▶ [Directions for this task]:
Keep the pictures out of the copy and repeat the records exactly.

▶ [Data for the task]:
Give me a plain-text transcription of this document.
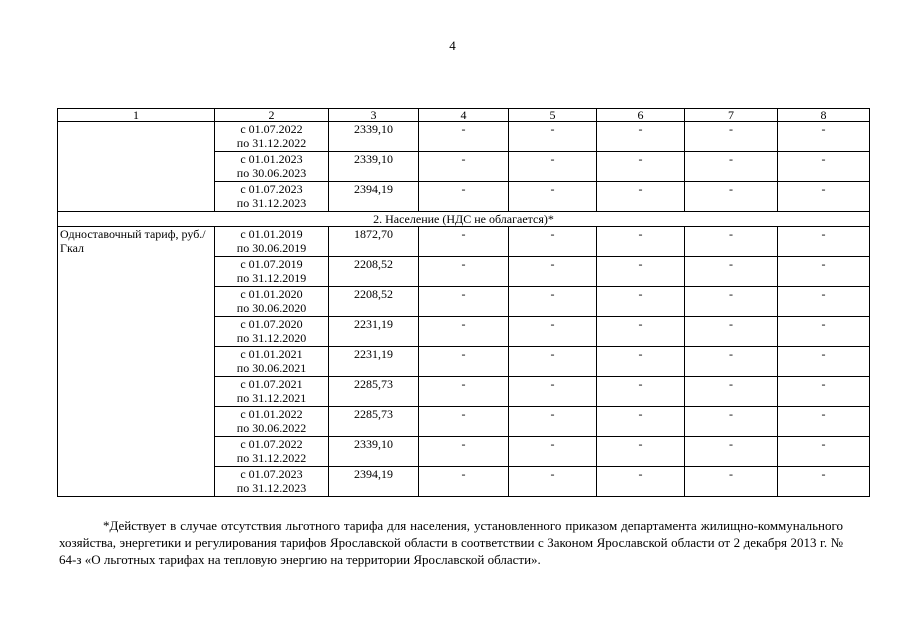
4
1	2	3	4	5	6	7	8

	с 01.07.2022
по 31.12.2022	2339,10	-	-	-	-	-

	с 01.01.2023
по 30.06.2023	2339,10	-	-	-	-	-

	с 01.07.2023
по 31.12.2023	2394,19	-	-	-	-	-
2. Население (НДС не облагается)*							
Одноставочный тариф, руб./Гкал	с 01.01.2019
по 30.06.2019	1872,70	-	-	-	-	-

	с 01.07.2019
по 31.12.2019	2208,52	-	-	-	-	-

	с 01.01.2020
по 30.06.2020	2208,52	-	-	-	-	-

	с 01.07.2020
по 31.12.2020	2231,19	-	-	-	-	-

	с 01.01.2021
по 30.06.2021	2231,19	-	-	-	-	-

	с 01.07.2021
по 31.12.2021	2285,73	-	-	-	-	-

	с 01.01.2022
по 30.06.2022	2285,73	-	-	-	-	-

	с 01.07.2022
по 31.12.2022	2339,10	-	-	-	-	-

	с 01.07.2023
по 31.12.2023	2394,19	-	-	-	-	-

*Действует в случае отсутствия льготного тарифа для населения, установленного приказом департамента жилищно-коммунального хозяйства, энергетики и регулирования тарифов Ярославской области в соответствии с Законом Ярославской области от 2 декабря 2013 г. № 64-з «О льготных тарифах на тепловую энергию на территории Ярославской области».
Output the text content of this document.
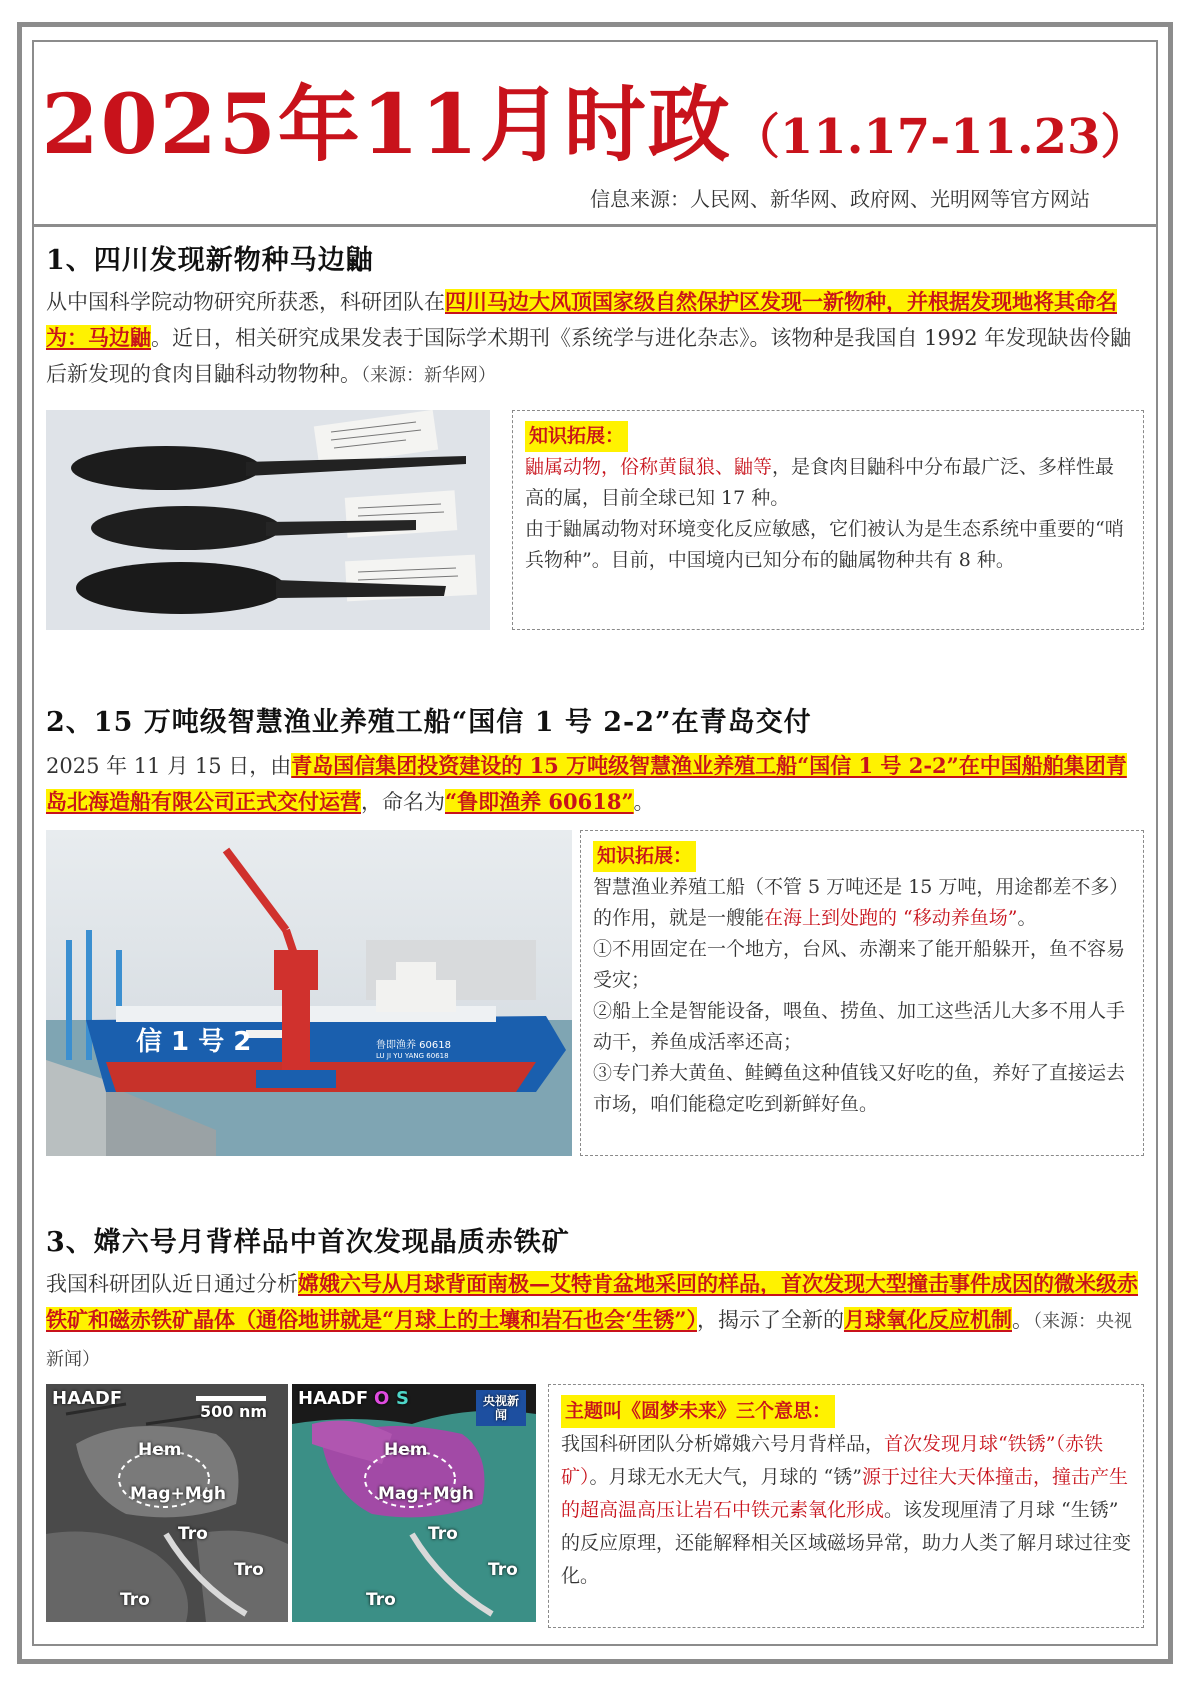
2025年11月时政（11.17-11.23）
信息来源：人民网、新华网、政府网、光明网等官方网站
1、四川发现新物种马边鼬
从中国科学院动物研究所获悉，科研团队在四川马边大风顶国家级自然保护区发现一新物种，并根据发现地将其命名为：马边鼬。近日，相关研究成果发表于国际学术期刊《系统学与进化杂志》。该物种是我国自 1992 年发现缺齿伶鼬后新发现的食肉目鼬科动物物种。（来源：新华网）
知识拓展：
鼬属动物，俗称黄鼠狼、鼬等，是食肉目鼬科中分布最广泛、多样性最高的属，目前全球已知 17 种。
由于鼬属动物对环境变化反应敏感，它们被认为是生态系统中重要的“哨兵物种”。目前，中国境内已知分布的鼬属物种共有 8 种。
2、15 万吨级智慧渔业养殖工船“国信 1 号 2-2”在青岛交付
2025 年 11 月 15 日，由青岛国信集团投资建设的 15 万吨级智慧渔业养殖工船“国信 1 号 2-2”在中国船舶集团青岛北海造船有限公司正式交付运营，命名为“鲁即渔养 60618”。
信 1 号 2	鲁即渔养 60618
LU JI YU YANG 60618
知识拓展：
智慧渔业养殖工船（不管 5 万吨还是 15 万吨，用途都差不多）的作用，就是一艘能在海上到处跑的 “移动养鱼场”。
①不用固定在一个地方，台风、赤潮来了能开船躲开，鱼不容易受灾；
②船上全是智能设备，喂鱼、捞鱼、加工这些活儿大多不用人手动干，养鱼成活率还高；
③专门养大黄鱼、鲑鳟鱼这种值钱又好吃的鱼，养好了直接运去市场，咱们能稳定吃到新鲜好鱼。
3、嫦六号月背样品中首次发现晶质赤铁矿
我国科研团队近日通过分析嫦娥六号从月球背面南极—艾特肯盆地采回的样品，首次发现大型撞击事件成因的微米级赤铁矿和磁赤铁矿晶体（通俗地讲就是“月球上的土壤和岩石也会‘生锈”），揭示了全新的月球氧化反应机制。（来源：央视新闻）
HAADF
500 nm
Hem
Mag+Mgh
Tro
Tro
Tro
HAADF O S	央视新闻
Hem
Mag+Mgh
Tro
Tro
Tro
主题叫《圆梦未来》三个意思：
我国科研团队分析嫦娥六号月背样品，首次发现月球“铁锈”（赤铁矿）。月球无水无大气，月球的 “锈”源于过往大天体撞击，撞击产生的超高温高压让岩石中铁元素氧化形成。该发现厘清了月球 “生锈” 的反应原理，还能解释相关区域磁场异常，助力人类了解月球过往变化。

▶ [Response to this exercise]:
Give me a plain-text transcription of this document.
4
1	2	3	4	5	6	7	8

	с 01.07.2022
по 31.12.2022	2339,10	-	-	-	-	-

	с 01.01.2023
по 30.06.2023	2339,10	-	-	-	-	-

	с 01.07.2023
по 31.12.2023	2394,19	-	-	-	-	-
2. Население (НДС не облагается)*							
Одноставочный тариф, руб./Гкал	с 01.01.2019
по 30.06.2019	1872,70	-	-	-	-	-

	с 01.07.2019
по 31.12.2019	2208,52	-	-	-	-	-

	с 01.01.2020
по 30.06.2020	2208,52	-	-	-	-	-

	с 01.07.2020
по 31.12.2020	2231,19	-	-	-	-	-

	с 01.01.2021
по 30.06.2021	2231,19	-	-	-	-	-

	с 01.07.2021
по 31.12.2021	2285,73	-	-	-	-	-

	с 01.01.2022
по 30.06.2022	2285,73	-	-	-	-	-

	с 01.07.2022
по 31.12.2022	2339,10	-	-	-	-	-

	с 01.07.2023
по 31.12.2023	2394,19	-	-	-	-	-

*Действует в случае отсутствия льготного тарифа для населения, установленного приказом департамента жилищно-коммунального хозяйства, энергетики и регулирования тарифов Ярославской области в соответствии с Законом Ярославской области от 2 декабря 2013 г. № 64-з «О льготных тарифах на тепловую энергию на территории Ярославской области».
Output the text content of this document.
2025年11月时政（11.17-11.23）
信息来源：人民网、新华网、政府网、光明网等官方网站
1、四川发现新物种马边鼬
从中国科学院动物研究所获悉，科研团队在四川马边大风顶国家级自然保护区发现一新物种，并根据发现地将其命名为：马边鼬。近日，相关研究成果发表于国际学术期刊《系统学与进化杂志》。该物种是我国自 1992 年发现缺齿伶鼬后新发现的食肉目鼬科动物物种。（来源：新华网）
知识拓展：
鼬属动物，俗称黄鼠狼、鼬等，是食肉目鼬科中分布最广泛、多样性最高的属，目前全球已知 17 种。
由于鼬属动物对环境变化反应敏感，它们被认为是生态系统中重要的“哨兵物种”。目前，中国境内已知分布的鼬属物种共有 8 种。
2、15 万吨级智慧渔业养殖工船“国信 1 号 2-2”在青岛交付
2025 年 11 月 15 日，由青岛国信集团投资建设的 15 万吨级智慧渔业养殖工船“国信 1 号 2-2”在中国船舶集团青岛北海造船有限公司正式交付运营，命名为“鲁即渔养 60618”。
信 1 号 2	鲁即渔养 60618
LU JI YU YANG 60618
知识拓展：
智慧渔业养殖工船（不管 5 万吨还是 15 万吨，用途都差不多）的作用，就是一艘能在海上到处跑的 “移动养鱼场”。
①不用固定在一个地方，台风、赤潮来了能开船躲开，鱼不容易受灾；
②船上全是智能设备，喂鱼、捞鱼、加工这些活儿大多不用人手动干，养鱼成活率还高；
③专门养大黄鱼、鲑鳟鱼这种值钱又好吃的鱼，养好了直接运去市场，咱们能稳定吃到新鲜好鱼。
3、嫦六号月背样品中首次发现晶质赤铁矿
我国科研团队近日通过分析嫦娥六号从月球背面南极—艾特肯盆地采回的样品，首次发现大型撞击事件成因的微米级赤铁矿和磁赤铁矿晶体（通俗地讲就是“月球上的土壤和岩石也会‘生锈”），揭示了全新的月球氧化反应机制。（来源：央视新闻）
HAADF
500 nm
Hem
Mag+Mgh
Tro
Tro
Tro
HAADF O S	央视新闻
Hem
Mag+Mgh
Tro
Tro
Tro
主题叫《圆梦未来》三个意思：
我国科研团队分析嫦娥六号月背样品，首次发现月球“铁锈”（赤铁矿）。月球无水无大气，月球的 “锈”源于过往大天体撞击，撞击产生的超高温高压让岩石中铁元素氧化形成。该发现厘清了月球 “生锈” 的反应原理，还能解释相关区域磁场异常，助力人类了解月球过往变化。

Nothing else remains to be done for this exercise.